◆ Task statement: Print all of the lines exactly. Any picture among them stays out.

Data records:
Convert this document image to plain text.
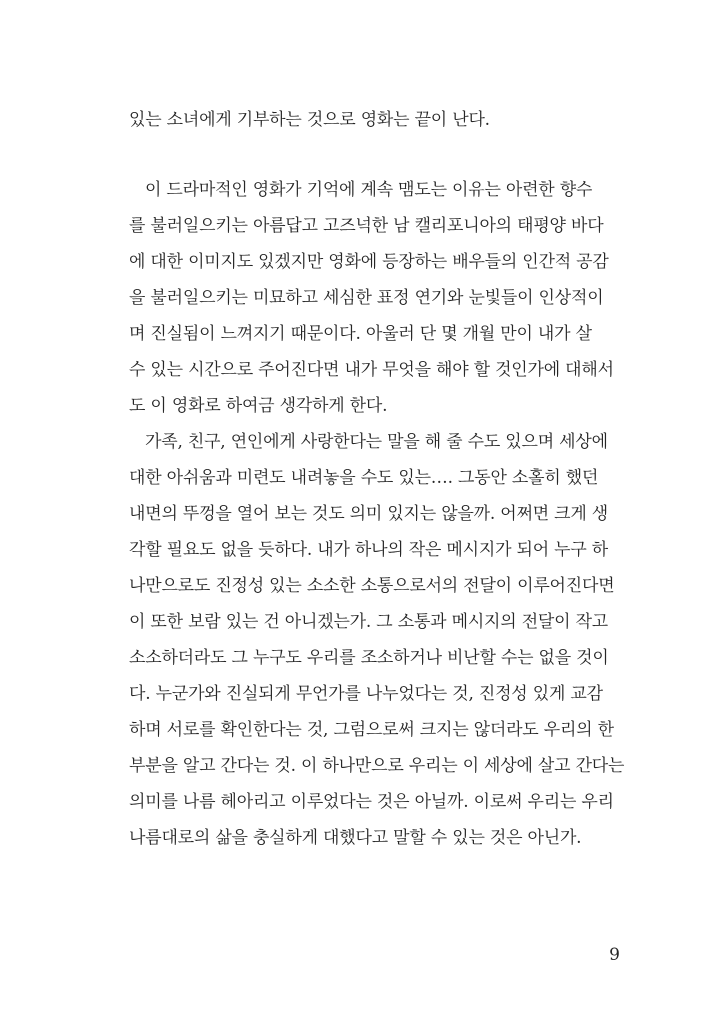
있는 소녀에게 기부하는 것으로 영화는 끝이 난다.
이 드라마적인 영화가 기억에 계속 맴도는 이유는 아련한 향수
를 불러일으키는 아름답고 고즈넉한 남 캘리포니아의 태평양 바다
에 대한 이미지도 있겠지만 영화에 등장하는 배우들의 인간적 공감
을 불러일으키는 미묘하고 세심한 표정 연기와 눈빛들이 인상적이
며 진실됨이 느껴지기 때문이다. 아울러 단 몇 개월 만이 내가 살
수 있는 시간으로 주어진다면 내가 무엇을 해야 할 것인가에 대해서
도 이 영화로 하여금 생각하게 한다.
가족, 친구, 연인에게 사랑한다는 말을 해 줄 수도 있으며 세상에
대한 아쉬움과 미련도 내려놓을 수도 있는…. 그동안 소홀히 했던
내면의 뚜껑을 열어 보는 것도 의미 있지는 않을까. 어쩌면 크게 생
각할 필요도 없을 듯하다. 내가 하나의 작은 메시지가 되어 누구 하
나만으로도 진정성 있는 소소한 소통으로서의 전달이 이루어진다면
이 또한 보람 있는 건 아니겠는가. 그 소통과 메시지의 전달이 작고
소소하더라도 그 누구도 우리를 조소하거나 비난할 수는 없을 것이
다. 누군가와 진실되게 무언가를 나누었다는 것, 진정성 있게 교감
하며 서로를 확인한다는 것, 그럼으로써 크지는 않더라도 우리의 한
부분을 알고 간다는 것. 이 하나만으로 우리는 이 세상에 살고 간다는
의미를 나름 헤아리고 이루었다는 것은 아닐까. 이로써 우리는 우리
나름대로의 삶을 충실하게 대했다고 말할 수 있는 것은 아닌가.
9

◆ Correct output:
Convert this document image to plain text.
있는 소녀에게 기부하는 것으로 영화는 끝이 난다.
이 드라마적인 영화가 기억에 계속 맴도는 이유는 아련한 향수
를 불러일으키는 아름답고 고즈넉한 남 캘리포니아의 태평양 바다
에 대한 이미지도 있겠지만 영화에 등장하는 배우들의 인간적 공감
을 불러일으키는 미묘하고 세심한 표정 연기와 눈빛들이 인상적이
며 진실됨이 느껴지기 때문이다. 아울러 단 몇 개월 만이 내가 살
수 있는 시간으로 주어진다면 내가 무엇을 해야 할 것인가에 대해서
도 이 영화로 하여금 생각하게 한다.
가족, 친구, 연인에게 사랑한다는 말을 해 줄 수도 있으며 세상에
대한 아쉬움과 미련도 내려놓을 수도 있는…. 그동안 소홀히 했던
내면의 뚜껑을 열어 보는 것도 의미 있지는 않을까. 어쩌면 크게 생
각할 필요도 없을 듯하다. 내가 하나의 작은 메시지가 되어 누구 하
나만으로도 진정성 있는 소소한 소통으로서의 전달이 이루어진다면
이 또한 보람 있는 건 아니겠는가. 그 소통과 메시지의 전달이 작고
소소하더라도 그 누구도 우리를 조소하거나 비난할 수는 없을 것이
다. 누군가와 진실되게 무언가를 나누었다는 것, 진정성 있게 교감
하며 서로를 확인한다는 것, 그럼으로써 크지는 않더라도 우리의 한
부분을 알고 간다는 것. 이 하나만으로 우리는 이 세상에 살고 간다는
의미를 나름 헤아리고 이루었다는 것은 아닐까. 이로써 우리는 우리
나름대로의 삶을 충실하게 대했다고 말할 수 있는 것은 아닌가.
9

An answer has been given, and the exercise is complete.